▶ [INSTRUCTIONS FOR THE TASK]: Tally up the lines that include "contents" and state that number by itself.

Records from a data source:
---------------
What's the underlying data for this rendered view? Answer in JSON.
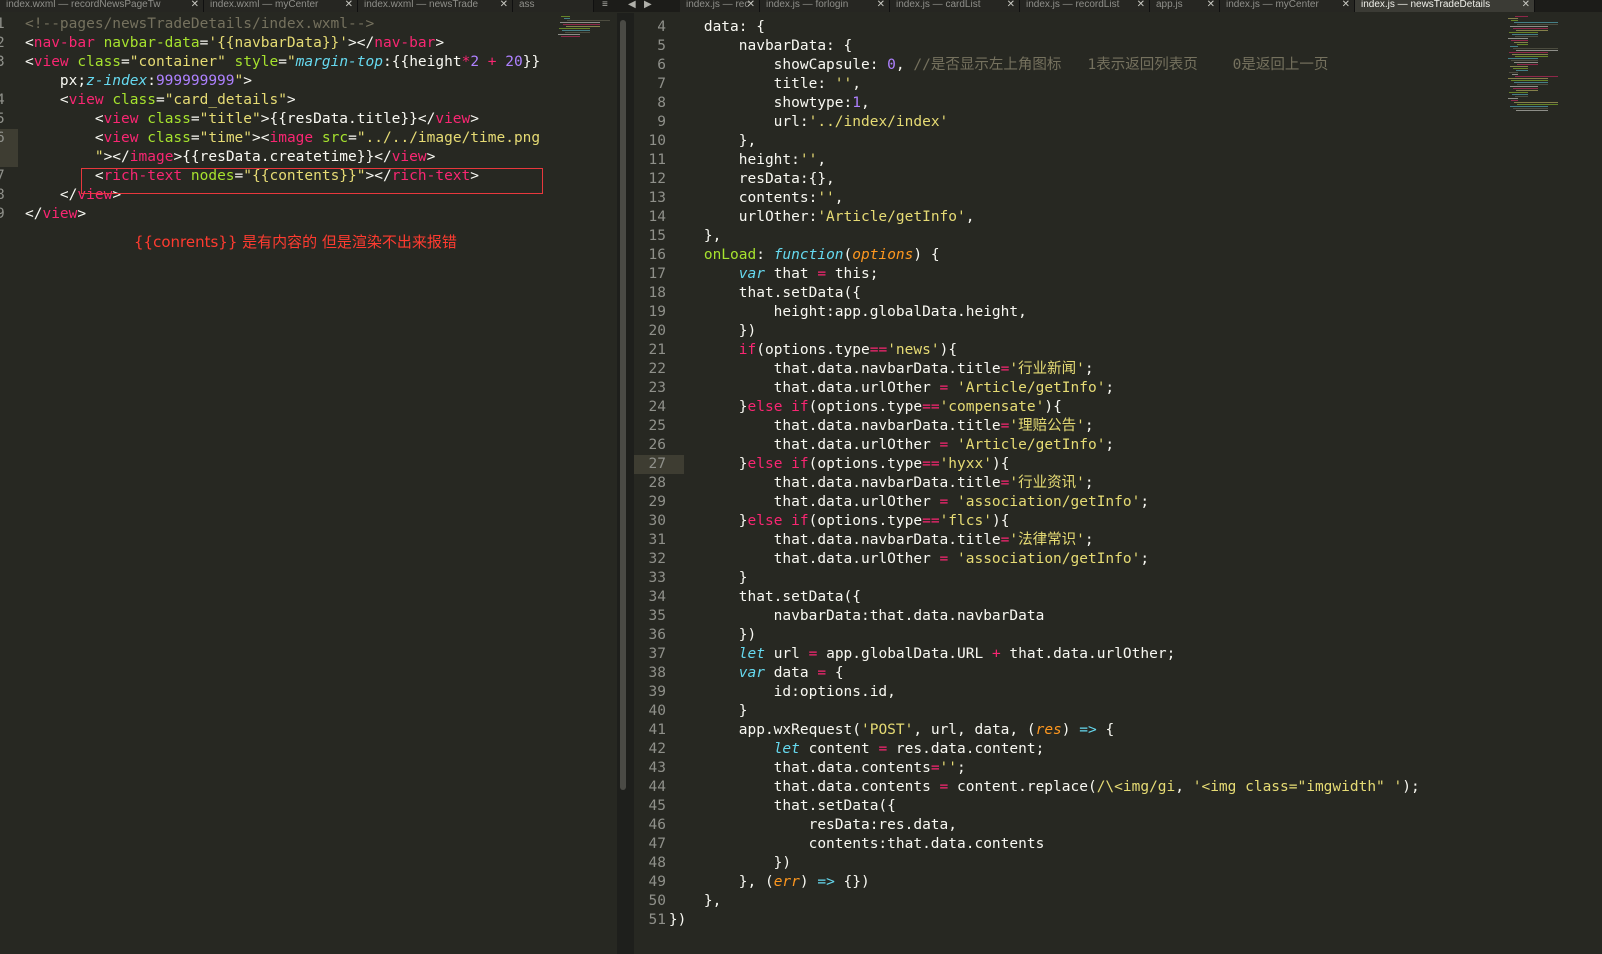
{
  "tabs_left": [
    {
      "title": "index.wxml — recordNewsPageTw",
      "active": false
    },
    {
      "title": "index.wxml — myCenter",
      "active": false
    },
    {
      "title": "index.wxml — newsTrade",
      "active": false
    },
    {
      "title": "ass",
      "active": false
    }
  ],
  "tabs_right": [
    {
      "title": "index.js — rec",
      "active": false
    },
    {
      "title": "index.js — forlogin",
      "active": false
    },
    {
      "title": "index.js — cardList",
      "active": false
    },
    {
      "title": "index.js — recordList",
      "active": false
    },
    {
      "title": "app.js",
      "active": false
    },
    {
      "title": "index.js — myCenter",
      "active": false
    },
    {
      "title": "index.js — newsTradeDetails",
      "active": true
    }
  ],
  "split_controls": {
    "menu": "≡",
    "prev": "◀",
    "next": "▶"
  },
  "tab_close": "✕",
  "left_gutter": [
    "1",
    "2",
    "3",
    "",
    "4",
    "5",
    "6",
    "",
    "7",
    "8",
    "9"
  ],
  "right_gutter": [
    "4",
    "5",
    "6",
    "7",
    "8",
    "9",
    "10",
    "11",
    "12",
    "13",
    "14",
    "15",
    "16",
    "17",
    "18",
    "19",
    "20",
    "21",
    "22",
    "23",
    "24",
    "25",
    "26",
    "27",
    "28",
    "29",
    "30",
    "31",
    "32",
    "33",
    "34",
    "35",
    "36",
    "37",
    "38",
    "39",
    "40",
    "41",
    "42",
    "43",
    "44",
    "45",
    "46",
    "47",
    "48",
    "49",
    "50",
    "51"
  ],
  "left_code": [
    [
      [
        "c",
        "<!--pages/newsTradeDetails/index.wxml-->"
      ]
    ],
    [
      [
        "w",
        "<"
      ],
      [
        "k",
        "nav-bar"
      ],
      [
        "w",
        " "
      ],
      [
        "a",
        "navbar-data"
      ],
      [
        "w",
        "="
      ],
      [
        "s",
        "'{{navbarData}}'"
      ],
      [
        "w",
        "></"
      ],
      [
        "k",
        "nav-bar"
      ],
      [
        "w",
        ">"
      ]
    ],
    [
      [
        "w",
        "<"
      ],
      [
        "k",
        "view"
      ],
      [
        "w",
        " "
      ],
      [
        "a",
        "class"
      ],
      [
        "w",
        "="
      ],
      [
        "s",
        "\"container\""
      ],
      [
        "w",
        " "
      ],
      [
        "a",
        "style"
      ],
      [
        "w",
        "="
      ],
      [
        "s",
        "\""
      ],
      [
        "i",
        "margin-top"
      ],
      [
        "w",
        ":{{"
      ],
      [
        "w",
        "height"
      ],
      [
        "k",
        "*"
      ],
      [
        "n",
        "2"
      ],
      [
        "w",
        " "
      ],
      [
        "k",
        "+"
      ],
      [
        "w",
        " "
      ],
      [
        "n",
        "20"
      ],
      [
        "w",
        "}}"
      ]
    ],
    [
      [
        "w",
        "    px;"
      ],
      [
        "i",
        "z-index"
      ],
      [
        "w",
        ":"
      ],
      [
        "n",
        "999999999"
      ],
      [
        "s",
        "\""
      ],
      [
        "w",
        ">"
      ]
    ],
    [
      [
        "w",
        "    <"
      ],
      [
        "k",
        "view"
      ],
      [
        "w",
        " "
      ],
      [
        "a",
        "class"
      ],
      [
        "w",
        "="
      ],
      [
        "s",
        "\"card_details\""
      ],
      [
        "w",
        ">"
      ]
    ],
    [
      [
        "w",
        "        <"
      ],
      [
        "k",
        "view"
      ],
      [
        "w",
        " "
      ],
      [
        "a",
        "class"
      ],
      [
        "w",
        "="
      ],
      [
        "s",
        "\"title\""
      ],
      [
        "w",
        ">{{resData.title}}</"
      ],
      [
        "k",
        "view"
      ],
      [
        "w",
        ">"
      ]
    ],
    [
      [
        "w",
        "        <"
      ],
      [
        "k",
        "view"
      ],
      [
        "w",
        " "
      ],
      [
        "a",
        "class"
      ],
      [
        "w",
        "="
      ],
      [
        "s",
        "\"time\""
      ],
      [
        "w",
        "><"
      ],
      [
        "k",
        "image"
      ],
      [
        "w",
        " "
      ],
      [
        "a",
        "src"
      ],
      [
        "w",
        "="
      ],
      [
        "s",
        "\"../../image/time.png"
      ]
    ],
    [
      [
        "s",
        "        \""
      ],
      [
        "w",
        "></"
      ],
      [
        "k",
        "image"
      ],
      [
        "w",
        ">{{resData.createtime}}</"
      ],
      [
        "k",
        "view"
      ],
      [
        "w",
        ">"
      ]
    ],
    [
      [
        "w",
        "        <"
      ],
      [
        "k",
        "rich-text"
      ],
      [
        "w",
        " "
      ],
      [
        "a",
        "nodes"
      ],
      [
        "w",
        "="
      ],
      [
        "s",
        "\"{{contents}}\""
      ],
      [
        "w",
        "></"
      ],
      [
        "k",
        "rich-text"
      ],
      [
        "w",
        ">"
      ]
    ],
    [
      [
        "w",
        "    </"
      ],
      [
        "k",
        "view"
      ],
      [
        "w",
        ">"
      ]
    ],
    [
      [
        "w",
        "</"
      ],
      [
        "k",
        "view"
      ],
      [
        "w",
        ">"
      ]
    ]
  ],
  "annotation": "{{conrents}} 是有内容的 但是渲染不出来报错",
  "right_code": [
    [
      [
        "w",
        "        data: {"
      ]
    ],
    [
      [
        "w",
        "            navbarData: {"
      ]
    ],
    [
      [
        "w",
        "                showCapsule: "
      ],
      [
        "n",
        "0"
      ],
      [
        "w",
        ", "
      ],
      [
        "c",
        "//是否显示左上角图标   1表示返回列表页    0是返回上一页"
      ]
    ],
    [
      [
        "w",
        "                title: "
      ],
      [
        "s",
        "''"
      ],
      [
        "w",
        ","
      ]
    ],
    [
      [
        "w",
        "                showtype:"
      ],
      [
        "n",
        "1"
      ],
      [
        "w",
        ","
      ]
    ],
    [
      [
        "w",
        "                url:"
      ],
      [
        "s",
        "'../index/index'"
      ]
    ],
    [
      [
        "w",
        "            },"
      ]
    ],
    [
      [
        "w",
        "            height:"
      ],
      [
        "s",
        "''"
      ],
      [
        "w",
        ","
      ]
    ],
    [
      [
        "w",
        "            resData:{},"
      ]
    ],
    [
      [
        "w",
        "            contents:"
      ],
      [
        "s",
        "''"
      ],
      [
        "w",
        ","
      ]
    ],
    [
      [
        "w",
        "            urlOther:"
      ],
      [
        "s",
        "'Article/getInfo'"
      ],
      [
        "w",
        ","
      ]
    ],
    [
      [
        "w",
        "        },"
      ]
    ],
    [
      [
        "w",
        "        "
      ],
      [
        "f",
        "onLoad"
      ],
      [
        "w",
        ": "
      ],
      [
        "i",
        "function"
      ],
      [
        "w",
        "("
      ],
      [
        "o",
        "options"
      ],
      [
        "w",
        ") {"
      ]
    ],
    [
      [
        "w",
        "            "
      ],
      [
        "i",
        "var"
      ],
      [
        "w",
        " that "
      ],
      [
        "k",
        "="
      ],
      [
        "w",
        " this;"
      ]
    ],
    [
      [
        "w",
        "            that.setData({"
      ]
    ],
    [
      [
        "w",
        "                height:app.globalData.height,"
      ]
    ],
    [
      [
        "w",
        "            })"
      ]
    ],
    [
      [
        "w",
        "            "
      ],
      [
        "k",
        "if"
      ],
      [
        "w",
        "(options.type"
      ],
      [
        "k",
        "=="
      ],
      [
        "s",
        "'news'"
      ],
      [
        "w",
        "){"
      ]
    ],
    [
      [
        "w",
        "                that.data.navbarData.title"
      ],
      [
        "k",
        "="
      ],
      [
        "s",
        "'行业新闻'"
      ],
      [
        "w",
        ";"
      ]
    ],
    [
      [
        "w",
        "                that.data.urlOther "
      ],
      [
        "k",
        "="
      ],
      [
        "w",
        " "
      ],
      [
        "s",
        "'Article/getInfo'"
      ],
      [
        "w",
        ";"
      ]
    ],
    [
      [
        "w",
        "            }"
      ],
      [
        "k",
        "else if"
      ],
      [
        "w",
        "(options.type"
      ],
      [
        "k",
        "=="
      ],
      [
        "s",
        "'compensate'"
      ],
      [
        "w",
        "){"
      ]
    ],
    [
      [
        "w",
        "                that.data.navbarData.title"
      ],
      [
        "k",
        "="
      ],
      [
        "s",
        "'理赔公告'"
      ],
      [
        "w",
        ";"
      ]
    ],
    [
      [
        "w",
        "                that.data.urlOther "
      ],
      [
        "k",
        "="
      ],
      [
        "w",
        " "
      ],
      [
        "s",
        "'Article/getInfo'"
      ],
      [
        "w",
        ";"
      ]
    ],
    [
      [
        "w",
        "            }"
      ],
      [
        "k",
        "else if"
      ],
      [
        "w",
        "(options.type"
      ],
      [
        "k",
        "=="
      ],
      [
        "s",
        "'hyxx'"
      ],
      [
        "w",
        "){"
      ]
    ],
    [
      [
        "w",
        "                that.data.navbarData.title"
      ],
      [
        "k",
        "="
      ],
      [
        "s",
        "'行业资讯'"
      ],
      [
        "w",
        ";"
      ]
    ],
    [
      [
        "w",
        "                that.data.urlOther "
      ],
      [
        "k",
        "="
      ],
      [
        "w",
        " "
      ],
      [
        "s",
        "'association/getInfo'"
      ],
      [
        "w",
        ";"
      ]
    ],
    [
      [
        "w",
        "            }"
      ],
      [
        "k",
        "else if"
      ],
      [
        "w",
        "(options.type"
      ],
      [
        "k",
        "=="
      ],
      [
        "s",
        "'flcs'"
      ],
      [
        "w",
        "){"
      ]
    ],
    [
      [
        "w",
        "                that.data.navbarData.title"
      ],
      [
        "k",
        "="
      ],
      [
        "s",
        "'法律常识'"
      ],
      [
        "w",
        ";"
      ]
    ],
    [
      [
        "w",
        "                that.data.urlOther "
      ],
      [
        "k",
        "="
      ],
      [
        "w",
        " "
      ],
      [
        "s",
        "'association/getInfo'"
      ],
      [
        "w",
        ";"
      ]
    ],
    [
      [
        "w",
        "            }"
      ]
    ],
    [
      [
        "w",
        "            that.setData({"
      ]
    ],
    [
      [
        "w",
        "                navbarData:that.data.navbarData"
      ]
    ],
    [
      [
        "w",
        "            })"
      ]
    ],
    [
      [
        "w",
        "            "
      ],
      [
        "i",
        "let"
      ],
      [
        "w",
        " url "
      ],
      [
        "k",
        "="
      ],
      [
        "w",
        " app.globalData.URL "
      ],
      [
        "k",
        "+"
      ],
      [
        "w",
        " that.data.urlOther;"
      ]
    ],
    [
      [
        "w",
        "            "
      ],
      [
        "i",
        "var"
      ],
      [
        "w",
        " data "
      ],
      [
        "k",
        "="
      ],
      [
        "w",
        " {"
      ]
    ],
    [
      [
        "w",
        "                id:options.id,"
      ]
    ],
    [
      [
        "w",
        "            }"
      ]
    ],
    [
      [
        "w",
        "            app.wxRequest("
      ],
      [
        "s",
        "'POST'"
      ],
      [
        "w",
        ", url, data, ("
      ],
      [
        "o",
        "res"
      ],
      [
        "w",
        ") "
      ],
      [
        "i",
        "=>"
      ],
      [
        "w",
        " {"
      ]
    ],
    [
      [
        "w",
        "                "
      ],
      [
        "i",
        "let"
      ],
      [
        "w",
        " content "
      ],
      [
        "k",
        "="
      ],
      [
        "w",
        " res.data.content;"
      ]
    ],
    [
      [
        "w",
        "                that.data.contents"
      ],
      [
        "k",
        "="
      ],
      [
        "s",
        "''"
      ],
      [
        "w",
        ";"
      ]
    ],
    [
      [
        "w",
        "                that.data.contents "
      ],
      [
        "k",
        "="
      ],
      [
        "w",
        " content.replace("
      ],
      [
        "s",
        "/\\<img/gi"
      ],
      [
        "w",
        ", "
      ],
      [
        "s",
        "'<img class=\"imgwidth\" '"
      ],
      [
        "w",
        ");"
      ]
    ],
    [
      [
        "w",
        "                that.setData({"
      ]
    ],
    [
      [
        "w",
        "                    resData:res.data,"
      ]
    ],
    [
      [
        "w",
        "                    contents:that.data.contents"
      ]
    ],
    [
      [
        "w",
        "                })"
      ]
    ],
    [
      [
        "w",
        "            }, ("
      ],
      [
        "o",
        "err"
      ],
      [
        "w",
        ") "
      ],
      [
        "i",
        "=>"
      ],
      [
        "w",
        " {})"
      ]
    ],
    [
      [
        "w",
        "        },"
      ]
    ],
    [
      [
        "w",
        "    })"
      ]
    ]
  ],
  "colors": {
    "background": "#272822",
    "keyword": "#f92672",
    "string": "#e6db74",
    "attribute": "#a6e22e",
    "comment": "#75715e",
    "number": "#ae81ff",
    "storage": "#66d9ef",
    "param": "#fd971f",
    "annotation": "#ff3b30"
  }
}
---------------
▶ [RESULT]: 5